Present every line in which the string "настоящей" appears.

---------------

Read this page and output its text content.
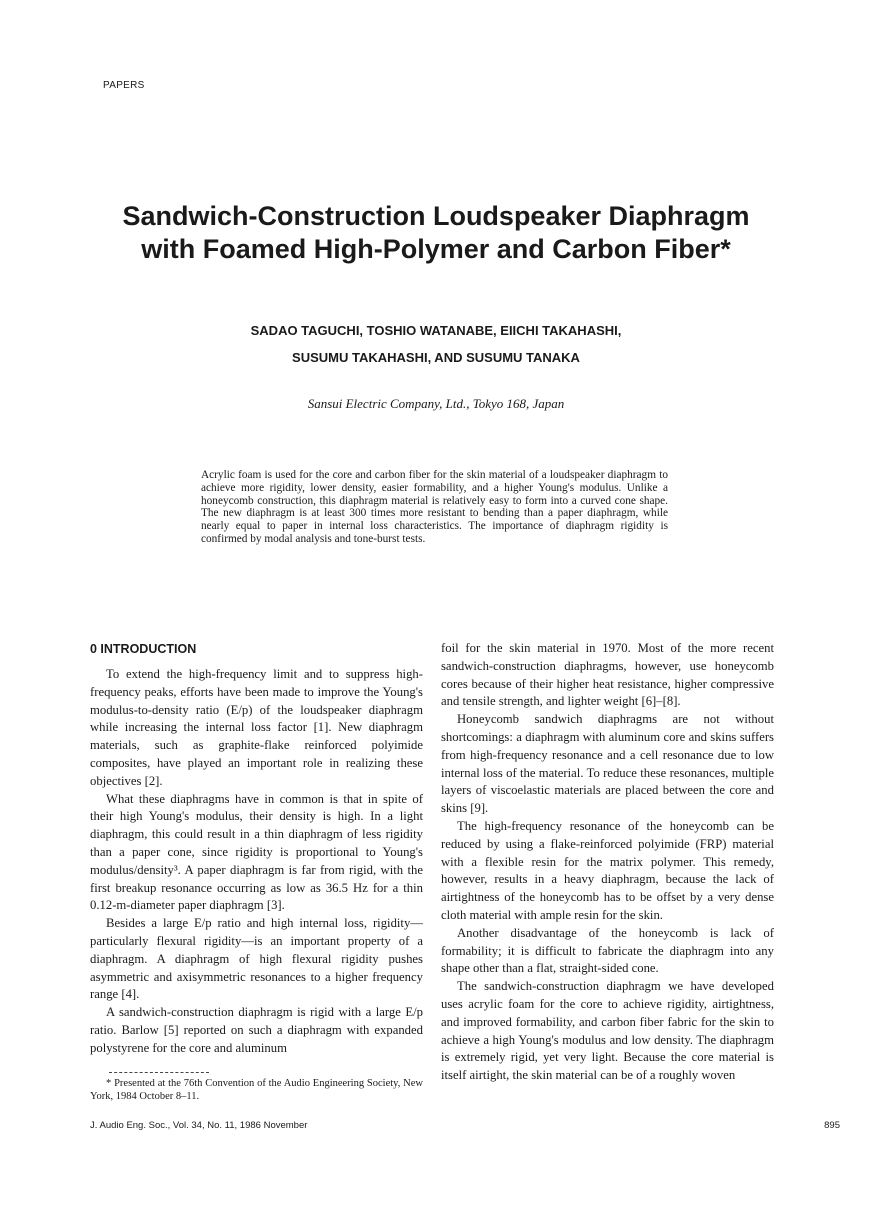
PAPERS
Sandwich-Construction Loudspeaker Diaphragm
with Foamed High-Polymer and Carbon Fiber*
SADAO TAGUCHI, TOSHIO WATANABE, EIICHI TAKAHASHI,
SUSUMU TAKAHASHI, AND SUSUMU TANAKA
Sansui Electric Company, Ltd., Tokyo 168, Japan
Acrylic foam is used for the core and carbon fiber for the skin material of a loudspeaker diaphragm to achieve more rigidity, lower density, easier formability, and a higher Young's modulus. Unlike a honeycomb construction, this diaphragm material is relatively easy to form into a curved cone shape. The new diaphragm is at least 300 times more resistant to bending than a paper diaphragm, while nearly equal to paper in internal loss characteristics. The importance of diaphragm rigidity is confirmed by modal analysis and tone-burst tests.
0 INTRODUCTION

To extend the high-frequency limit and to suppress high-frequency peaks, efforts have been made to improve the Young's modulus-to-density ratio (E/p) of the loudspeaker diaphragm while increasing the internal loss factor [1]. New diaphragm materials, such as graphite-flake reinforced polyimide composites, have played an important role in realizing these objectives [2].

What these diaphragms have in common is that in spite of their high Young's modulus, their density is high. In a light diaphragm, this could result in a thin diaphragm of less rigidity than a paper cone, since rigidity is proportional to Young's modulus/density³. A paper diaphragm is far from rigid, with the first breakup resonance occurring as low as 36.5 Hz for a thin 0.12-m-diameter paper diaphragm [3].

Besides a large E/p ratio and high internal loss, rigidity—particularly flexural rigidity—is an important property of a diaphragm. A diaphragm of high flexural rigidity pushes asymmetric and axisymmetric resonances to a higher frequency range [4].

A sandwich-construction diaphragm is rigid with a large E/p ratio. Barlow [5] reported on such a diaphragm with expanded polystyrene for the core and aluminum

* Presented at the 76th Convention of the Audio Engineering Society, New York, 1984 October 8–11.

foil for the skin material in 1970. Most of the more recent sandwich-construction diaphragms, however, use honeycomb cores because of their higher heat resistance, higher compressive and tensile strength, and lighter weight [6]–[8].

Honeycomb sandwich diaphragms are not without shortcomings: a diaphragm with aluminum core and skins suffers from high-frequency resonance and a cell resonance due to low internal loss of the material. To reduce these resonances, multiple layers of viscoelastic materials are placed between the core and skins [9].

The high-frequency resonance of the honeycomb can be reduced by using a flake-reinforced polyimide (FRP) material with a flexible resin for the matrix polymer. This remedy, however, results in a heavy diaphragm, because the lack of airtightness of the honeycomb has to be offset by a very dense cloth material with ample resin for the skin.

Another disadvantage of the honeycomb is lack of formability; it is difficult to fabricate the diaphragm into any shape other than a flat, straight-sided cone.

The sandwich-construction diaphragm we have developed uses acrylic foam for the core to achieve rigidity, airtightness, and improved formability, and carbon fiber fabric for the skin to achieve a high Young's modulus and low density. The diaphragm is extremely rigid, yet very light. Because the core material is itself airtight, the skin material can be of a roughly woven

J. Audio Eng. Soc., Vol. 34, No. 11, 1986 November	895
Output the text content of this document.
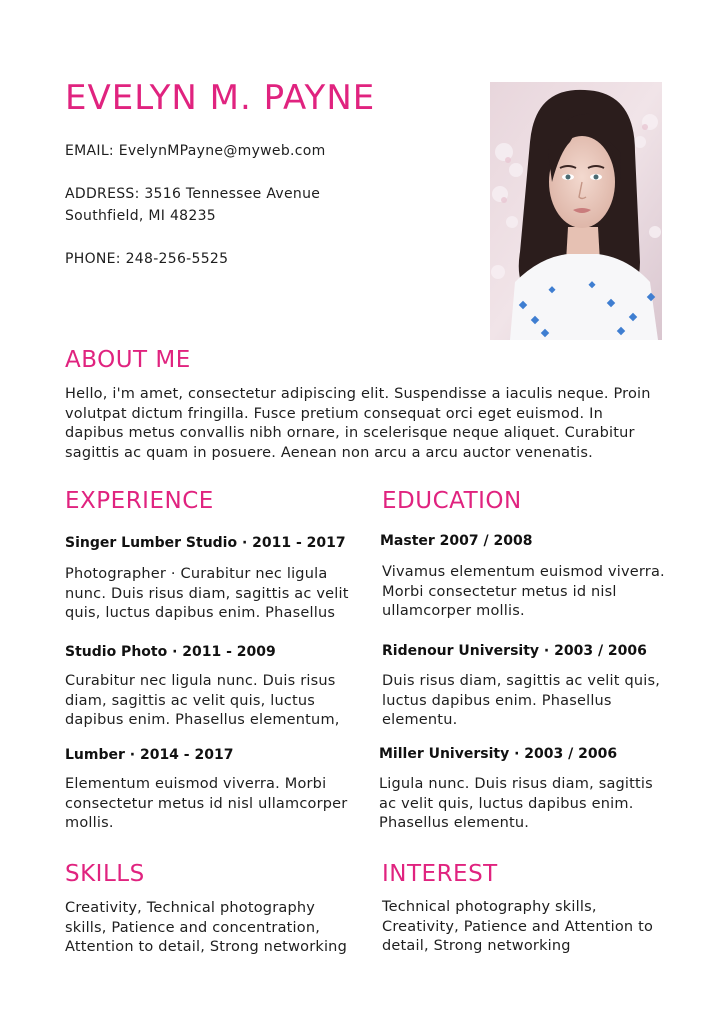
EVELYN M. PAYNE
EMAIL: EvelynMPayne@myweb.com
ADDRESS: 3516 Tennessee Avenue
Southfield, MI 48235
PHONE: 248-256-5525
ABOUT ME
Hello, i'm amet, consectetur adipiscing elit. Suspendisse a iaculis neque. Proin volutpat dictum fringilla. Fusce pretium consequat orci eget euismod. In dapibus metus convallis nibh ornare, in scelerisque neque aliquet. Curabitur sagittis ac quam in posuere. Aenean non arcu a arcu auctor venenatis.
EXPERIENCE
Singer Lumber Studio · 2011 - 2017
Photographer · Curabitur nec ligula nunc. Duis risus diam, sagittis ac velit quis, luctus dapibus enim. Phasellus
Studio Photo · 2011 - 2009
Curabitur nec ligula nunc. Duis risus diam, sagittis ac velit quis, luctus dapibus enim. Phasellus elementum,
Lumber · 2014 - 2017
Elementum euismod viverra. Morbi consectetur metus id nisl ullamcorper mollis.
EDUCATION
Master 2007 / 2008
Vivamus elementum euismod viverra. Morbi consectetur metus id nisl ullamcorper mollis.
Ridenour University · 2003 / 2006
Duis risus diam, sagittis ac velit quis, luctus dapibus enim. Phasellus elementu.
Miller University · 2003 / 2006
Ligula nunc. Duis risus diam, sagittis ac velit quis, luctus dapibus enim. Phasellus elementu.
SKILLS
Creativity, Technical photography skills, Patience and concentration, Attention to detail, Strong networking
INTEREST
Technical photography skills, Creativity, Patience and Attention to detail, Strong networking
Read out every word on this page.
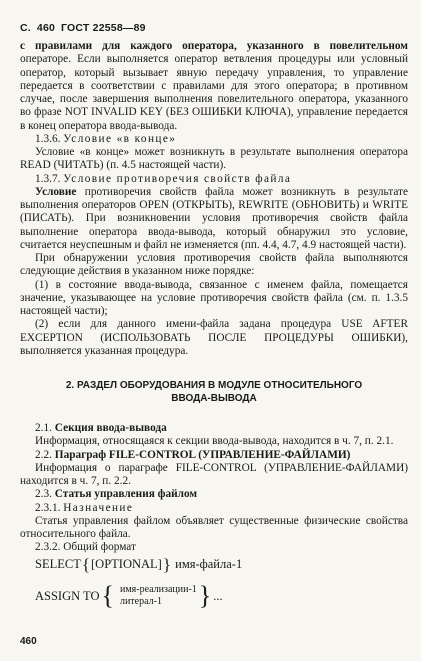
С. 460 ГОСТ 22558—89

с правилами для каждого оператора, указанного в повелительном операторе. Если выполняется оператор ветвления процедуры или условный оператор, который вызывает явную передачу управления, то управление передается в соответствии с правилами для этого оператора; в противном случае, после завершения выполнения повелительного оператора, указанного во фразе NOT INVALID KEY (БЕЗ ОШИБКИ КЛЮЧА), управление передается в конец оператора ввода-вывода.

1.3.6. Условие «в конце»

Условие «в конце» может возникнуть в результате выполнения оператора READ (ЧИТАТЬ) (п. 4.5 настоящей части).

1.3.7. Условие противоречия свойств файла

Условие противоречия свойств файла может возникнуть в результате выполнения операторов OPEN (ОТКРЫТЬ), REWRITE (ОБНОВИТЬ) и WRITE (ПИСАТЬ). При возникновении условия противоречия свойств файла выполнение оператора ввода-вывода, который обнаружил это условие, считается неуспешным и файл не изменяется (пп. 4.4, 4.7, 4.9 настоящей части).

При обнаружении условия противоречия свойств файла выполняются следующие действия в указанном ниже порядке:

(1) в состояние ввода-вывода, связанное с именем файла, помещается значение, указывающее на условие противоречия свойств файла (см. п. 1.3.5 настоящей части);

(2) если для данного имени-файла задана процедура USE AFTER EXCEPTION (ИСПОЛЬЗОВАТЬ ПОСЛЕ ПРОЦЕДУРЫ ОШИБКИ), выполняется указанная процедура.

2. РАЗДЕЛ ОБОРУДОВАНИЯ В МОДУЛЕ ОТНОСИТЕЛЬНОГО
ВВОДА-ВЫВОДА

2.1. Секция ввода-вывода

Информация, относящаяся к секции ввода-вывода, находится в ч. 7, п. 2.1.

2.2. Параграф FILE-CONTROL (УПРАВЛЕНИЕ-ФАЙЛАМИ)

Информация о параграфе FILE-CONTROL (УПРАВЛЕНИЕ-ФАЙЛАМИ) находится в ч. 7, п. 2.2.

2.3. Статья управления файлом

2.3.1. Назначение

Статья управления файлом объявляет существенные физические свойства относительного файла.

2.3.2. Общий формат

SELECT{[OPTIONAL]} имя-файла-1
ASSIGN TO { имя-реализации-1
литерал-1	} ...
460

---------------

THE RESULT:
Условие «в конце» может возникнуть в результате выполнения оператора READ (ЧИТАТЬ) (п. 4.5 настоящей части).
Условие противоречия свойств файла может возникнуть в результате выполнения операторов OPEN (ОТКРЫТЬ), REWRITE (ОБНОВИТЬ) и WRITE (ПИСАТЬ). При возникновении условия противоречия свойств файла выполнение оператора ввода-вывода, который обнаружил это условие, считается неуспешным и файл не изменяется (пп. 4.4, 4.7, 4.9 настоящей части).
(1) в состояние ввода-вывода, связанное с именем файла, помещается значение, указывающее на условие противоречия свойств файла (см. п. 1.3.5 настоящей части);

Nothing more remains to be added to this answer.